- _Supplied data_
•••

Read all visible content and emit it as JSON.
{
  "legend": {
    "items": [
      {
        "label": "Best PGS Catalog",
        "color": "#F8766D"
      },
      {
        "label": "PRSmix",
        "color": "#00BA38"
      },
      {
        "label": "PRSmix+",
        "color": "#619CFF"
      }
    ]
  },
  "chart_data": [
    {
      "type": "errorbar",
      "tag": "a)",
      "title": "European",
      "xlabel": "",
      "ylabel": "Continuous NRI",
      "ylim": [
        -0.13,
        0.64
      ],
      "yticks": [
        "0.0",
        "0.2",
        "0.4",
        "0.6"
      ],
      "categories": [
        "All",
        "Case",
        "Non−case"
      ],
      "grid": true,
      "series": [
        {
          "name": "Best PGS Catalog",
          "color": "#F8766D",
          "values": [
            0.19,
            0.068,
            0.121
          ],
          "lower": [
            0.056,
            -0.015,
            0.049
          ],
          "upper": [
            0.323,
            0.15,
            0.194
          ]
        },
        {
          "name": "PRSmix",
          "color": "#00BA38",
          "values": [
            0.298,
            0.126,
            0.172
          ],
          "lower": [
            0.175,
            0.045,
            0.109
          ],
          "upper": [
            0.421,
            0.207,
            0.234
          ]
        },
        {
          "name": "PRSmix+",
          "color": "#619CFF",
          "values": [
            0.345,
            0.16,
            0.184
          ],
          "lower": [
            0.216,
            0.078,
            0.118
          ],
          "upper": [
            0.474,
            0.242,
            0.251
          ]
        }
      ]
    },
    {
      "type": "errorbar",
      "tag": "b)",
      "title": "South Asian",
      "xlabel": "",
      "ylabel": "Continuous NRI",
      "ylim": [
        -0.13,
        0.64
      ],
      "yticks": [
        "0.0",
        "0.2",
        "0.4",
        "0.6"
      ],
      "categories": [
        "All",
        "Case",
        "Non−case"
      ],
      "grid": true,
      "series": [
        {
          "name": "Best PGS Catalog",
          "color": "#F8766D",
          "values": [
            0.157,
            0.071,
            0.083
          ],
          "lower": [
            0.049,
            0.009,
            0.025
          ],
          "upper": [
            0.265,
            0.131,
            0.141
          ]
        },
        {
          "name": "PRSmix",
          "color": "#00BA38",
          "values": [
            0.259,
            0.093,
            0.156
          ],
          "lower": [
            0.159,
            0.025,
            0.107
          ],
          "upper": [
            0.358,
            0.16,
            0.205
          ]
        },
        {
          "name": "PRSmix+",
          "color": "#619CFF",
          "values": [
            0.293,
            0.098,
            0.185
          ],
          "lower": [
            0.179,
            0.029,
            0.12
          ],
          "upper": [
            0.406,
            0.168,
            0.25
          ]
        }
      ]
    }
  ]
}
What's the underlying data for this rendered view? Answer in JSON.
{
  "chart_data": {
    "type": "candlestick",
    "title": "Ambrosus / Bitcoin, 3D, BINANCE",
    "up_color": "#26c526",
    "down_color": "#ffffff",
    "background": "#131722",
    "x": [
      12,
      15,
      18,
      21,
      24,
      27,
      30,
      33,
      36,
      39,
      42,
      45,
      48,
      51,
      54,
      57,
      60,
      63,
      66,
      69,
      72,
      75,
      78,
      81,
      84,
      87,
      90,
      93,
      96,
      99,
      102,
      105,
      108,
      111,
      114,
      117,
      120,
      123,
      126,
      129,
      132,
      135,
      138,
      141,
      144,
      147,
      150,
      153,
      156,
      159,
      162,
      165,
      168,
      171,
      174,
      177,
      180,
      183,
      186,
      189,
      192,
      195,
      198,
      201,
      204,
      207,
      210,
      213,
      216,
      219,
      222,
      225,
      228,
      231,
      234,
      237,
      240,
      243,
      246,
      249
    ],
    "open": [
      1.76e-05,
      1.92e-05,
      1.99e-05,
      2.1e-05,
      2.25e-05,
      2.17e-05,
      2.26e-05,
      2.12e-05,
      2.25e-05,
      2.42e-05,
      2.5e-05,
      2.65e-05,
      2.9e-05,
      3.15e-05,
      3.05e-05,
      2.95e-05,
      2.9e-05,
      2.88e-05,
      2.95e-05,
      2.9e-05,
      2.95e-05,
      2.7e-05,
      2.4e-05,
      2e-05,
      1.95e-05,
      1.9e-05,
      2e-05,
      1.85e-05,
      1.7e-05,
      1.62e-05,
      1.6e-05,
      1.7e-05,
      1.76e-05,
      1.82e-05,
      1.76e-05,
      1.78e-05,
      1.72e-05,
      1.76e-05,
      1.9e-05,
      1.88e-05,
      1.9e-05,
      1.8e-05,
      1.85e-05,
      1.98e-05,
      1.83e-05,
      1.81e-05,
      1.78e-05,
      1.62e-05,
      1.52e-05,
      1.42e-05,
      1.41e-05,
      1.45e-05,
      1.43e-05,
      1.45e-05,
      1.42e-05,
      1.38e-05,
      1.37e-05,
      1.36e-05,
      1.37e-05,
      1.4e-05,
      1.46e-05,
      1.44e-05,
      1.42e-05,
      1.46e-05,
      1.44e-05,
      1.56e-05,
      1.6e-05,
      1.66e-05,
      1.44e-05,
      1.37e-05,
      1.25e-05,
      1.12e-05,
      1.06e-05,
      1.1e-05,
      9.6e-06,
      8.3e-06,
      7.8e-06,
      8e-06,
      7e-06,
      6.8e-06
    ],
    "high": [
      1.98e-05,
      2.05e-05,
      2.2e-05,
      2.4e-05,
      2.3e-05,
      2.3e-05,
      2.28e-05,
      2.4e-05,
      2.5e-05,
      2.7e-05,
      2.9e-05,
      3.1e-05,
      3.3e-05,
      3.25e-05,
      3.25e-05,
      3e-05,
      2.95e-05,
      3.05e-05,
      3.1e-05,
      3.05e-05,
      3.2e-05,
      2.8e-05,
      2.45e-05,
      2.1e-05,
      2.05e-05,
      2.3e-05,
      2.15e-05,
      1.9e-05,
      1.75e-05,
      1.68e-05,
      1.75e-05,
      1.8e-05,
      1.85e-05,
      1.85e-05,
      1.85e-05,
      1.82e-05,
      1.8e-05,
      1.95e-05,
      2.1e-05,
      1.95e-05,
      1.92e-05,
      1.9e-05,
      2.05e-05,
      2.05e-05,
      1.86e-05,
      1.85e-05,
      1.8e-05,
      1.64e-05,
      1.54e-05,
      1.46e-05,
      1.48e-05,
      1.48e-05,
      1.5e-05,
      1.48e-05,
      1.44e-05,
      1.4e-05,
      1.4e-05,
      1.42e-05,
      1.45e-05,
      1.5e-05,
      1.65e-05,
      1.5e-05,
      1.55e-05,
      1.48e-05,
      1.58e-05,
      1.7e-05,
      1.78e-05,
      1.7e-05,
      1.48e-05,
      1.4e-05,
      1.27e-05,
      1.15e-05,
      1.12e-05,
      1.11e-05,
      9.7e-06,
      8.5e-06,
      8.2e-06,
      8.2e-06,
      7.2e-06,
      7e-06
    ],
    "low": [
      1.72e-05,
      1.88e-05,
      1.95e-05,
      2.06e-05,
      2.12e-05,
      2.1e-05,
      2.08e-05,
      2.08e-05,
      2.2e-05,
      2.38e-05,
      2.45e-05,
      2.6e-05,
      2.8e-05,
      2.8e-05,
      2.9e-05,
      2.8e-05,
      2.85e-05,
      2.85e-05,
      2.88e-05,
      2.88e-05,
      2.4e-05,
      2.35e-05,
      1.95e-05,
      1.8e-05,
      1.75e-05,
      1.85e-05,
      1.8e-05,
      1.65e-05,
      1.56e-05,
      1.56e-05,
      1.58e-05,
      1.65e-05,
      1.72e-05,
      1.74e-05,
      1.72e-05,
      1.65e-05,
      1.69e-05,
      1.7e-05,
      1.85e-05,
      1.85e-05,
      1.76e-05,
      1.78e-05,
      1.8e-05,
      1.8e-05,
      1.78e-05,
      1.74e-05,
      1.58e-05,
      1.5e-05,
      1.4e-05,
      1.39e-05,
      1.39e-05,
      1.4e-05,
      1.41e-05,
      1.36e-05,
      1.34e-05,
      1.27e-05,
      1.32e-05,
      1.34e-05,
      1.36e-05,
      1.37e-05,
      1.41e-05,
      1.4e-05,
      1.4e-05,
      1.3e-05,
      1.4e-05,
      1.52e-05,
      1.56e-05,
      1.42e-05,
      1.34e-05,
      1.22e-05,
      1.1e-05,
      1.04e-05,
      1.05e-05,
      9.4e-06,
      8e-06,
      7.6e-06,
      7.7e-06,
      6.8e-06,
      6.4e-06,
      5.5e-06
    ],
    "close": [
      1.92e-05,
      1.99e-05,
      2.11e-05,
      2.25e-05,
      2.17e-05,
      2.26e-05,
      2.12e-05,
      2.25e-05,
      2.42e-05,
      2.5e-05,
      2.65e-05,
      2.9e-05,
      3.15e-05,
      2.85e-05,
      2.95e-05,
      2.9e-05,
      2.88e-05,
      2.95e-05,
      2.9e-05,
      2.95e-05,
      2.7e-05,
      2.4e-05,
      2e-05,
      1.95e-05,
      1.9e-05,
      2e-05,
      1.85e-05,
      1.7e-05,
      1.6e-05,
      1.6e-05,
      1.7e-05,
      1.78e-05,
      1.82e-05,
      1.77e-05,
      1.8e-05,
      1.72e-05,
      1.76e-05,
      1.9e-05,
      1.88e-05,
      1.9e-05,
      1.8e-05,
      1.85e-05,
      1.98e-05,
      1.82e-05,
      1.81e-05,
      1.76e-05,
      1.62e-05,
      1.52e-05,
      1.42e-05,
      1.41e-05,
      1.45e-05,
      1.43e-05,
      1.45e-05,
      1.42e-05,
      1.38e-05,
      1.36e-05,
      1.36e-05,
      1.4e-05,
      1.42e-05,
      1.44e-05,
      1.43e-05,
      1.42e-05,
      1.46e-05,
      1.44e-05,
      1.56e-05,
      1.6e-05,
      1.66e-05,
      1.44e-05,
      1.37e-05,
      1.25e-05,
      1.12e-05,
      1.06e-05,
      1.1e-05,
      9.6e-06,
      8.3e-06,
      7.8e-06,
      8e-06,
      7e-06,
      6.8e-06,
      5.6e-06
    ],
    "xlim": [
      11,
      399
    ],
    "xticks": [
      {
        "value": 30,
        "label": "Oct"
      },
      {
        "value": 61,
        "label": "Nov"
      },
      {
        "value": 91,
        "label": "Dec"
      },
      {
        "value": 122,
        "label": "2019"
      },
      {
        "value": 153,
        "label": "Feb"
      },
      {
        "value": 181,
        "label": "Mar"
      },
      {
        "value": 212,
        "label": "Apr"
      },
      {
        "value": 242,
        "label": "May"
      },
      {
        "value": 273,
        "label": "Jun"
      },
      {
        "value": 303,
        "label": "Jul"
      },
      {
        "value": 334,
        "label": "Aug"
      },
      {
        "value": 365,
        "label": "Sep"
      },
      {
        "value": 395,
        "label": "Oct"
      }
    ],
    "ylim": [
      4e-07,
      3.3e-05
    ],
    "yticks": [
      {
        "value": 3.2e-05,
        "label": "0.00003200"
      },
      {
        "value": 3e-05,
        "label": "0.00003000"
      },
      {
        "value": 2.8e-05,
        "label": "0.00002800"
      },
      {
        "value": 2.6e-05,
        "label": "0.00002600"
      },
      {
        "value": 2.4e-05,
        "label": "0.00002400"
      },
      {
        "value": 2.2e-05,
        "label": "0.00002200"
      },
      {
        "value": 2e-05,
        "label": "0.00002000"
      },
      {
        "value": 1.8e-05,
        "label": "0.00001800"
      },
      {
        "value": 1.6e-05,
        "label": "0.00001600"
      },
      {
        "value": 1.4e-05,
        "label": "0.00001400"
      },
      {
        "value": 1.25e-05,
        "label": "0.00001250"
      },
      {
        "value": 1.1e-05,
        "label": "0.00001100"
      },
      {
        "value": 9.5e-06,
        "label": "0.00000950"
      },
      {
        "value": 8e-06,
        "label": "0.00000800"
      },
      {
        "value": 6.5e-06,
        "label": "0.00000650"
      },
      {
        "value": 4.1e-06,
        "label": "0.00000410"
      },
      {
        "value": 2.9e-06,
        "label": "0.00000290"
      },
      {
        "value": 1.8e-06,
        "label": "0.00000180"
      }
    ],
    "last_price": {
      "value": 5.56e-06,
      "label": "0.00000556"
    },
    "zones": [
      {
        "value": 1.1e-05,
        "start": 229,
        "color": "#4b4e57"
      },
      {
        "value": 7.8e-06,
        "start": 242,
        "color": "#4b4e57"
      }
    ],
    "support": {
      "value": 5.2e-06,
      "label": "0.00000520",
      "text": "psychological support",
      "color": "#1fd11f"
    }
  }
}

•••

- _Set task_
Which lines include the word "title"? List them all.

- _Answer to the problem_
      "title": "European",
      "title": "South Asian",
    "title": "Ambrosus / Bitcoin, 3D, BINANCE",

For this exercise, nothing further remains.